• **WHAT TO PRODUCE**
Work out the number of lines containing "export". Give that number alone.

• **DATA LINES**
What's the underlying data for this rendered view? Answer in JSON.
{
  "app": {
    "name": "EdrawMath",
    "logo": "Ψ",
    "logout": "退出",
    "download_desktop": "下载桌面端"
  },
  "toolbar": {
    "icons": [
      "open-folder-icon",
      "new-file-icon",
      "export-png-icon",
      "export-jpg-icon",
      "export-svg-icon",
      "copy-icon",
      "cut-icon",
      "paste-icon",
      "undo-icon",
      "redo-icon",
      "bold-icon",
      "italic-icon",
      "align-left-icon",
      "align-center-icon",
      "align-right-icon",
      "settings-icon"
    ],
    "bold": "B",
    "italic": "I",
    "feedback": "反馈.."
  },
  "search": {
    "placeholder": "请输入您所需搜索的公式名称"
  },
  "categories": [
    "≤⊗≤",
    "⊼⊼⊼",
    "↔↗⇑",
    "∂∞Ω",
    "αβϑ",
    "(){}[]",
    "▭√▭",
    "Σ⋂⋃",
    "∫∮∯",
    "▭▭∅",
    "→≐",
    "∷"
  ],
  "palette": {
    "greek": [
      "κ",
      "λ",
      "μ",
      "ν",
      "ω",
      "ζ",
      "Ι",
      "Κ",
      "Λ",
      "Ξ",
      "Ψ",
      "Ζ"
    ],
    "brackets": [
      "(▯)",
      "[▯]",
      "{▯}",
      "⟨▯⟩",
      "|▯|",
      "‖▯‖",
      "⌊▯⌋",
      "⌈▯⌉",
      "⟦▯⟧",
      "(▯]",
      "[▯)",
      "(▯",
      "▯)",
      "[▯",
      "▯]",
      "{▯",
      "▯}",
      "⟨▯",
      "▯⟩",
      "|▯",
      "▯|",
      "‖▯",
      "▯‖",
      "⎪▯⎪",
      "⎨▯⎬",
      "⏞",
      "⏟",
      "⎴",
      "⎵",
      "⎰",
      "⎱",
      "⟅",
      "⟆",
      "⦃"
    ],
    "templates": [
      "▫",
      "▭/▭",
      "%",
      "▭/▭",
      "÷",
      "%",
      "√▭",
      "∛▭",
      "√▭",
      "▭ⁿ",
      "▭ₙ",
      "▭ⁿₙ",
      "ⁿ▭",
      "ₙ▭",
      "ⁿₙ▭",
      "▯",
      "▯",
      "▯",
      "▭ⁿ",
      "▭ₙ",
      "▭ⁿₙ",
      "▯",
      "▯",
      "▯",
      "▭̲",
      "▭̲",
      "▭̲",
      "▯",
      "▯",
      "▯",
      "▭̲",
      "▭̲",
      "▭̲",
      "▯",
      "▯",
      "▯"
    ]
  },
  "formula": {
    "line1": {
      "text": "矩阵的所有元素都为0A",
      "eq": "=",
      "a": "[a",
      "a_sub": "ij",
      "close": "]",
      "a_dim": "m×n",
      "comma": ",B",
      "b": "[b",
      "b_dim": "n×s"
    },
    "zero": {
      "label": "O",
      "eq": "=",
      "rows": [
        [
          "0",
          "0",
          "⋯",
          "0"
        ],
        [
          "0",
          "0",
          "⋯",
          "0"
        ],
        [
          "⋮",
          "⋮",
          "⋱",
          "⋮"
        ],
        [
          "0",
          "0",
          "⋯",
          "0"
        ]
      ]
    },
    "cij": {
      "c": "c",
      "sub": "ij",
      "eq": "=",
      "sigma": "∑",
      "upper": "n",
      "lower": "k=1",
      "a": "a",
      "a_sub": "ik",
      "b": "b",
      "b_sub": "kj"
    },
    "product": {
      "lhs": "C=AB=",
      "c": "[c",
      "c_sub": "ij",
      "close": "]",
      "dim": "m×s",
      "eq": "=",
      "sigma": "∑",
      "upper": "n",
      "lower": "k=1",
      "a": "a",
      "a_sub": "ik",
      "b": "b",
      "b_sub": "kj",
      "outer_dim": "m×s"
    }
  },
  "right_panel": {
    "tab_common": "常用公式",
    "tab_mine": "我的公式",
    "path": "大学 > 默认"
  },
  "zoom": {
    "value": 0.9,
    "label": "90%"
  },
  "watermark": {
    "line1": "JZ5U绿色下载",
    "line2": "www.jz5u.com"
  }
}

• **REPLY TO THE TASK**
3